REQUIREMENTS: Repeat the material in full. Keep every line exactly as it is.

DATA:
━━━━━━━━━━━━━━━━━━━━━━━━━━━━━━

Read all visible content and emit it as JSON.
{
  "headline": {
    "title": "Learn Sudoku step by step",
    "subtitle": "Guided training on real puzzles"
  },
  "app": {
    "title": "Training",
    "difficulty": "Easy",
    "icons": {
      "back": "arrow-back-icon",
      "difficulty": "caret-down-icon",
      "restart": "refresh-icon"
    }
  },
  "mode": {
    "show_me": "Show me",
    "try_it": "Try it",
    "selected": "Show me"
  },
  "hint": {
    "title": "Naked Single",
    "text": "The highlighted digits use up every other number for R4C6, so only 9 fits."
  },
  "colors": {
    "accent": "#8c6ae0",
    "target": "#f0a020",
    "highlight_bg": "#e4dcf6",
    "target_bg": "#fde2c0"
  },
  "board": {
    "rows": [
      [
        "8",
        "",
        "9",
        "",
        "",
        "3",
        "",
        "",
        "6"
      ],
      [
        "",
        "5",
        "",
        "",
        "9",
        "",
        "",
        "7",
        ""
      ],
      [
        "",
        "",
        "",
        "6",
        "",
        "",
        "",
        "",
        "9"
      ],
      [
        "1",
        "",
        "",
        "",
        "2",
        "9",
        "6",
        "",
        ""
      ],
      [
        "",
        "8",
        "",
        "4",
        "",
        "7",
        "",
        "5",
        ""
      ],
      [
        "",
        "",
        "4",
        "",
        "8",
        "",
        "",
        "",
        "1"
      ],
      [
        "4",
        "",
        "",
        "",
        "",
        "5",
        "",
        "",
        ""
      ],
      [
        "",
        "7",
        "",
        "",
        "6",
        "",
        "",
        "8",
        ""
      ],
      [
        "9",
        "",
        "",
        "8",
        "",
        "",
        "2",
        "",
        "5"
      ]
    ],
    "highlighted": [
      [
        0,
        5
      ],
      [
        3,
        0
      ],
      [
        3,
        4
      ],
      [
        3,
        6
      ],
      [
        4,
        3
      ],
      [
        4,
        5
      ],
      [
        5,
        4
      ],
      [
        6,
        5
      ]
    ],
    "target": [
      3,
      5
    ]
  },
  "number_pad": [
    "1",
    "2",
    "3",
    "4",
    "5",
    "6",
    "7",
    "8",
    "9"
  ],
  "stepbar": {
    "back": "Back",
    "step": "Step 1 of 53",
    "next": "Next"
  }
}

━━━━━━━━━━━━━━━━━━━━━━━━━━━━━━

EXERCISE RESPONSE:
Read all visible content and emit it as JSON.
{
  "headline": {
    "title": "Learn Sudoku step by step",
    "subtitle": "Guided training on real puzzles"
  },
  "app": {
    "title": "Training",
    "difficulty": "Easy",
    "icons": {
      "back": "arrow-back-icon",
      "difficulty": "caret-down-icon",
      "restart": "refresh-icon"
    }
  },
  "mode": {
    "show_me": "Show me",
    "try_it": "Try it",
    "selected": "Show me"
  },
  "hint": {
    "title": "Naked Single",
    "text": "The highlighted digits use up every other number for R4C6, so only 9 fits."
  },
  "colors": {
    "accent": "#8c6ae0",
    "target": "#f0a020",
    "highlight_bg": "#e4dcf6",
    "target_bg": "#fde2c0"
  },
  "board": {
    "rows": [
      [
        "8",
        "",
        "9",
        "",
        "",
        "3",
        "",
        "",
        "6"
      ],
      [
        "",
        "5",
        "",
        "",
        "9",
        "",
        "",
        "7",
        ""
      ],
      [
        "",
        "",
        "",
        "6",
        "",
        "",
        "",
        "",
        "9"
      ],
      [
        "1",
        "",
        "",
        "",
        "2",
        "9",
        "6",
        "",
        ""
      ],
      [
        "",
        "8",
        "",
        "4",
        "",
        "7",
        "",
        "5",
        ""
      ],
      [
        "",
        "",
        "4",
        "",
        "8",
        "",
        "",
        "",
        "1"
      ],
      [
        "4",
        "",
        "",
        "",
        "",
        "5",
        "",
        "",
        ""
      ],
      [
        "",
        "7",
        "",
        "",
        "6",
        "",
        "",
        "8",
        ""
      ],
      [
        "9",
        "",
        "",
        "8",
        "",
        "",
        "2",
        "",
        "5"
      ]
    ],
    "highlighted": [
      [
        0,
        5
      ],
      [
        3,
        0
      ],
      [
        3,
        4
      ],
      [
        3,
        6
      ],
      [
        4,
        3
      ],
      [
        4,
        5
      ],
      [
        5,
        4
      ],
      [
        6,
        5
      ]
    ],
    "target": [
      3,
      5
    ]
  },
  "number_pad": [
    "1",
    "2",
    "3",
    "4",
    "5",
    "6",
    "7",
    "8",
    "9"
  ],
  "stepbar": {
    "back": "Back",
    "step": "Step 1 of 53",
    "next": "Next"
  }
}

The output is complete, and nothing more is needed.